> **Tasks to complete**
(1) Answer these questions about the text comparing Cypher with SQL:
(a) Which dataset does the text use to illustrate the comparison?
(b) What does the text say indexes in Cypher are only used for?
(c) Which kinds of index does the text say Cypher supports?
(2) Write the next part of the text comparing Cypher with SQL, beginning right after its last sentence.

#### Selected passage ####

Comparing Cypher with SQL

While there are key differences between Cypher® and SQL, it is still possible to compare both languages and write equivalent SQL statements using Cypher. The Northwind dataset is used here to better illustrate the comparison.

For a more in-depth explanation on the differences and similarities between graph and relational databases, see Transition from relational to graph database.

Indexing

Indexes are available both in SQL and Cypher. They make searching for a specific node label and attribute combination more efficient.

Indexes in Cypher are only used for finding the starting points of a query; all subsequent pattern matching is done through the graph structure. Cypher supports range, text, point, lookup, full-text, and vector indexes.

#### Supplied data ####

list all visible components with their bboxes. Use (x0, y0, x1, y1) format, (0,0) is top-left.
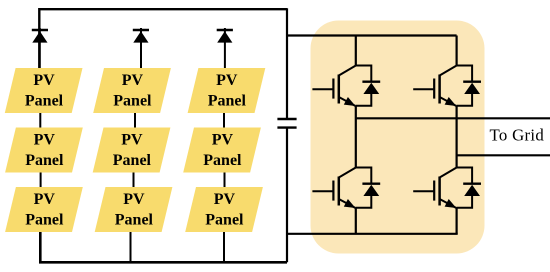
collector/emitter body bar (438, 177, 441, 206)
collector bend (339, 168, 356, 178)
gate lead (312, 88, 333, 90)
freewheeling diode branch wire (356, 66, 372, 106)
PV panel 9 (string 3, row 3) (185, 187, 263, 232)
svg-text:Panel: Panel (115, 211, 154, 228)
PV panel 8 (string 3, row 2) (183, 128, 261, 173)
freewheeling diode cathode bar (463, 182, 481, 184)
PV panel 7 (string 3, row 1) (188, 68, 266, 113)
svg-text:PV: PV (34, 191, 56, 208)
IGBT Q1 (top left) (312, 66, 380, 107)
blocking diode D3 (217, 30, 233, 43)
freewheeling diode branch wire (457, 168, 473, 208)
IGBT Q3 (bottom left) (312, 168, 380, 209)
PV panel 3 (string 1, row 3) (5, 187, 83, 232)
gate bar (332, 181, 334, 201)
svg-text:Panel: Panel (208, 92, 247, 109)
capacitor C1 (277, 119, 296, 128)
svg-text:PV: PV (122, 72, 144, 89)
collector/emitter body bar (438, 75, 441, 104)
collector/emitter body bar (338, 177, 341, 206)
freewheeling diode triangle (464, 185, 480, 196)
gate lead (413, 88, 434, 90)
emitter line with arrow (339, 199, 356, 208)
inverter enclosure (311, 21, 485, 254)
collector/emitter body bar (338, 75, 341, 104)
PV panel 4 (string 2, row 1) (93, 68, 171, 113)
collector bend (440, 168, 457, 178)
DC link negative wire (286, 128, 288, 263)
svg-text:Panel: Panel (25, 92, 64, 109)
collector bend (440, 66, 457, 76)
blocking diode D1 (32, 30, 48, 43)
freewheeling diode branch wire (356, 168, 372, 208)
svg-text:PV: PV (123, 191, 145, 208)
emitter line with arrow (440, 97, 457, 106)
string 3 wire segments (223, 28, 226, 262)
string 2 wire segments (131, 28, 142, 262)
svg-text:Panel: Panel (203, 152, 242, 169)
freewheeling diode branch wire (457, 66, 473, 106)
collector bend (339, 66, 356, 76)
freewheeling diode triangle (363, 83, 379, 94)
bottom bus wire (40, 232, 287, 262)
freewheeling diode cathode bar (362, 80, 380, 82)
svg-text:PV: PV (121, 132, 143, 149)
freewheeling diode cathode bar (362, 182, 380, 184)
svg-text:PV: PV (214, 191, 236, 208)
grid output line A (356, 117, 550, 119)
svg-text:PV: PV (33, 72, 55, 89)
svg-text:Panel: Panel (113, 92, 152, 109)
IGBT Q2 (top right) (413, 66, 481, 107)
svg-text:Panel: Panel (205, 211, 244, 228)
gate bar (332, 79, 334, 99)
gate bar (433, 181, 435, 201)
IGBT Q4 (bottom right) (413, 168, 481, 209)
svg-text:To Grid: To Grid (490, 126, 545, 145)
gate lead (312, 190, 333, 192)
emitter line with arrow (440, 199, 457, 208)
PV panel 1 (string 1, row 1) (5, 68, 83, 113)
freewheeling diode triangle (464, 83, 480, 94)
svg-text:Panel: Panel (25, 152, 64, 169)
inverter DC+ rail (287, 34, 457, 36)
blocking diode D2 (133, 30, 149, 43)
svg-text:Panel: Panel (113, 152, 152, 169)
PV panel 6 (string 2, row 3) (95, 187, 173, 232)
gate lead (413, 190, 434, 192)
PV panel 2 (string 1, row 2) (5, 128, 83, 173)
grid output line B (457, 154, 550, 156)
left leg wire (355, 36, 357, 234)
svg-text:Panel: Panel (25, 211, 64, 228)
svg-text:PV: PV (216, 72, 238, 89)
inverter DC- rail (287, 233, 458, 235)
svg-text:PV: PV (34, 132, 56, 149)
DC link positive wire (286, 8, 288, 119)
freewheeling diode cathode bar (463, 80, 481, 82)
emitter line with arrow (339, 97, 356, 106)
right leg wire (456, 36, 458, 234)
PV panel 5 (string 2, row 2) (93, 128, 171, 173)
gate bar (433, 79, 435, 99)
svg-text:PV: PV (212, 132, 234, 149)
freewheeling diode triangle (363, 185, 379, 196)
string 1 wire segments (39, 28, 42, 262)
top bus wire (39, 9, 287, 68)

####

> **Results for each task**
(1)
(a) The Northwind dataset.
(b) Finding the starting points of a query.
(c) Range, text, point, lookup, full-text, and vector indexes.

(2)
In the Northwind dataset, adding indexes on productName and unitPrice makes searching for a product and its price quicker:

SQL Cypher
CREATE INDEX Product_productName ON products (product_name);
CREATE INDEX Product_unitPrice ON products (unit_price);
CREATE INDEX Product_productName IF NOT EXISTS FOR (p:Product) ON p.productName;
CREATE INDEX Product_unitPrice IF NOT EXISTS FOR (p:Product) ON p.unitPrice;

Query examples

Select and return records

SQL Cypher

To select and return records in SQL, select everything from the products table:

SELECT p.*
FROM products as p;

In Cypher, you MATCH a simple pattern: all nodes with the label :Product, and RETURN them:

MATCH (p:Product)
RETURN p;

Field access, ordering, and paging

Rather than returning all attributes, you can filter out the ones you are interested in — ProductName and UnitPrice, for example.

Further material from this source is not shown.